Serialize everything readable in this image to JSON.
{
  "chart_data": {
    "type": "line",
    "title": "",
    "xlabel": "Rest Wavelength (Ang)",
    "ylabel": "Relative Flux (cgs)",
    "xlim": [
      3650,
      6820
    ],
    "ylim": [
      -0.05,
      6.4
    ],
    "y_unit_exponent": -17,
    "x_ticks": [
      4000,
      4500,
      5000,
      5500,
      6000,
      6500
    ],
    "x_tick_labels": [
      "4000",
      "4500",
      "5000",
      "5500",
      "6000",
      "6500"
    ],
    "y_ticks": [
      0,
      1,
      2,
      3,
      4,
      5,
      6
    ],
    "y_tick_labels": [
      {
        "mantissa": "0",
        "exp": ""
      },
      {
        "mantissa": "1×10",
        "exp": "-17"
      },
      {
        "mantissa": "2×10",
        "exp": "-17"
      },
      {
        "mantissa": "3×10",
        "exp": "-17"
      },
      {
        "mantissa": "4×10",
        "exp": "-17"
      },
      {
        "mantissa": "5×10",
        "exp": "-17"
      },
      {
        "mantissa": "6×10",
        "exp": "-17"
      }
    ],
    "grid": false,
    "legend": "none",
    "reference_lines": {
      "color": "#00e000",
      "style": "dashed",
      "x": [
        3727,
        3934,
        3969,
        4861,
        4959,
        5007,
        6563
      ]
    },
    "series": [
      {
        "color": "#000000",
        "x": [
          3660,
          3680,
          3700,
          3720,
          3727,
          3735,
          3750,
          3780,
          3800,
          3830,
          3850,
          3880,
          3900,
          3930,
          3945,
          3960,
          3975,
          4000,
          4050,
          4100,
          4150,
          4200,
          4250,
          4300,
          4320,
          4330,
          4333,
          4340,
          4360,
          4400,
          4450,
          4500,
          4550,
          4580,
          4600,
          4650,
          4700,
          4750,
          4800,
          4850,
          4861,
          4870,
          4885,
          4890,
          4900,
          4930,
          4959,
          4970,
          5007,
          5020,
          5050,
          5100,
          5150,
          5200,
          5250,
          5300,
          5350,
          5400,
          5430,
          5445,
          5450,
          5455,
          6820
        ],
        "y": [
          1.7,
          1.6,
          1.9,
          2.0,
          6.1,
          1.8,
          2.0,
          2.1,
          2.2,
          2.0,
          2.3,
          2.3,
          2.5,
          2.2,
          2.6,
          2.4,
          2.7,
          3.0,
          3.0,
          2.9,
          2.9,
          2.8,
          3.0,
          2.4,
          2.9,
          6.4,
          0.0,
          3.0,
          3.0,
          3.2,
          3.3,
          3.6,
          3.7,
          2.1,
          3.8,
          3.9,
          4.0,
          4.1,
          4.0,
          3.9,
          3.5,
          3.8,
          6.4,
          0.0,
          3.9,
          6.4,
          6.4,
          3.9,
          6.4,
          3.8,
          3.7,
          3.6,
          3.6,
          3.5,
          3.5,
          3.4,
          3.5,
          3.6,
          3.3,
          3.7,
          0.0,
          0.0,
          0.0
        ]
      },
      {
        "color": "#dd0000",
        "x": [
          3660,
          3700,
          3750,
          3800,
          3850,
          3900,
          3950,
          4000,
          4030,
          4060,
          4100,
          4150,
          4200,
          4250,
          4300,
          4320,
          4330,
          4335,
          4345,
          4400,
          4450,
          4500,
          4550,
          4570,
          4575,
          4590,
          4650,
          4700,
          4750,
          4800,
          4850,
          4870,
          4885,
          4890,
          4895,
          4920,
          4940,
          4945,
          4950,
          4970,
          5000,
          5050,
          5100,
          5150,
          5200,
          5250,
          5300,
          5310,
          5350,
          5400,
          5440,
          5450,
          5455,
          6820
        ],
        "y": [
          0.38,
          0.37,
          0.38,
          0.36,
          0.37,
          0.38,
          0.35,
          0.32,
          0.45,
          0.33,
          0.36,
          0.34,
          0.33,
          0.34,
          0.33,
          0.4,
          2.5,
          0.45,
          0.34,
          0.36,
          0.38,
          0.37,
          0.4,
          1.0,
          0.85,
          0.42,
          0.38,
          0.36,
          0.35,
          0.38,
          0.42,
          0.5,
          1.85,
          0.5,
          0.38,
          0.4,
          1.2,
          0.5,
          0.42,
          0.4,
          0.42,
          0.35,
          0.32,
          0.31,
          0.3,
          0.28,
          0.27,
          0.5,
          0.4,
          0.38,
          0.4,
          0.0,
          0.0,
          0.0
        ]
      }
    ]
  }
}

──────────────────────────────

Exercise task. Scan the material for lines with the word "mantissa", and copy each line you find.

The solution.
        "mantissa": "0",
        "mantissa": "1×10",
        "mantissa": "2×10",
        "mantissa": "3×10",
        "mantissa": "4×10",
        "mantissa": "5×10",
        "mantissa": "6×10",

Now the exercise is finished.